Extracted data entries:
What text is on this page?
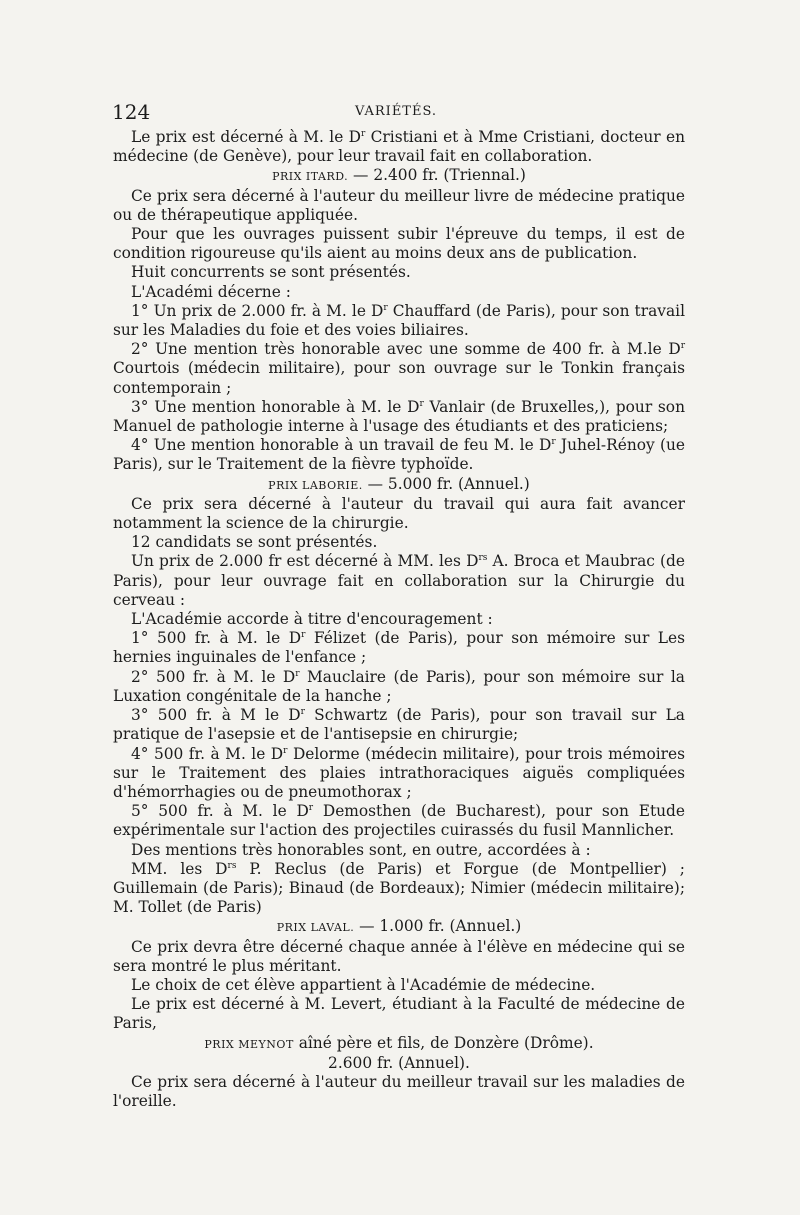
124	VARIÉTÉS.

Le prix est décerné à M. le $D^r$ Cristiani et à Mme Cristiani, docteur en médecine (de Genève), pour leur travail fait en collaboration.

PRIX ITARD. — 2.400 fr. (Triennal.)

Ce prix sera décerné à l'auteur du meilleur livre de médecine pratique ou de thérapeutique appliquée.

Pour que les ouvrages puissent subir l'épreuve du temps, il est de condition rigoureuse qu'ils aient au moins deux ans de publication.

Huit concurrents se sont présentés.

L'Académi décerne :

1° Un prix de 2.000 fr. à M. le $D^r$ Chauffard (de Paris), pour son travail sur les Maladies du foie et des voies biliaires.

2° Une mention très honorable avec une somme de 400 fr. à M.le $D^r$ Courtois (médecin militaire), pour son ouvrage sur le Tonkin français contemporain ;

3° Une mention honorable à M. le $D^r$ Vanlair (de Bruxelles,), pour son Manuel de pathologie interne à l'usage des étudiants et des praticiens;

4° Une mention honorable à un travail de feu M. le $D^r$ Juhel-Rénoy (ue Paris), sur le Traitement de la fièvre typhoïde.

PRIX LABORIE. — 5.000 fr. (Annuel.)

Ce prix sera décerné à l'auteur du travail qui aura fait avancer notamment la science de la chirurgie.

12 candidats se sont présentés.

Un prix de 2.000 fr est décerné à MM. les $D^{rs}$ A. Broca et Maubrac (de Paris), pour leur ouvrage fait en collaboration sur la Chirurgie du cerveau :

L'Académie accorde à titre d'encouragement :

1° 500 fr. à M. le $D^r$ Félizet (de Paris), pour son mémoire sur Les hernies inguinales de l'enfance ;

2° 500 fr. à M. le $D^r$ Mauclaire (de Paris), pour son mémoire sur la Luxation congénitale de la hanche ;

3° 500 fr. à M le $D^r$ Schwartz (de Paris), pour son travail sur La pratique de l'asepsie et de l'antisepsie en chirurgie;

4° 500 fr. à M. le $D^r$ Delorme (médecin militaire), pour trois mémoires sur le Traitement des plaies intrathoraciques aiguës compliquées d'hémorrhagies ou de pneumothorax ;

5° 500 fr. à M. le $D^r$ Demosthen (de Bucharest), pour son Etude expérimentale sur l'action des projectiles cuirassés du fusil Mannlicher.

Des mentions très honorables sont, en outre, accordées à :

MM. les $D^{rs}$ P. Reclus (de Paris) et Forgue (de Montpellier) ; Guillemain (de Paris); Binaud (de Bordeaux); Nimier (médecin militaire); M. Tollet (de Paris)

PRIX LAVAL. — 1.000 fr. (Annuel.)

Ce prix devra être décerné chaque année à l'élève en médecine qui se sera montré le plus méritant.

Le choix de cet élève appartient à l'Académie de médecine.

Le prix est décerné à M. Levert, étudiant à la Faculté de médecine de Paris,

PRIX MEYNOT aîné père et fils, de Donzère (Drôme).

2.600 fr. (Annuel).

Ce prix sera décerné à l'auteur du meilleur travail sur les maladies de l'oreille.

◆ What to work on:
Copy and report every line where the word "très" is present.

◆ The solution:
2° Une mention très honorable avec une somme de 400 fr. à M.le $D^r$ Courtois (médecin militaire), pour son ouvrage sur le Tonkin français contemporain ;
Des mentions très honorables sont, en outre, accordées à :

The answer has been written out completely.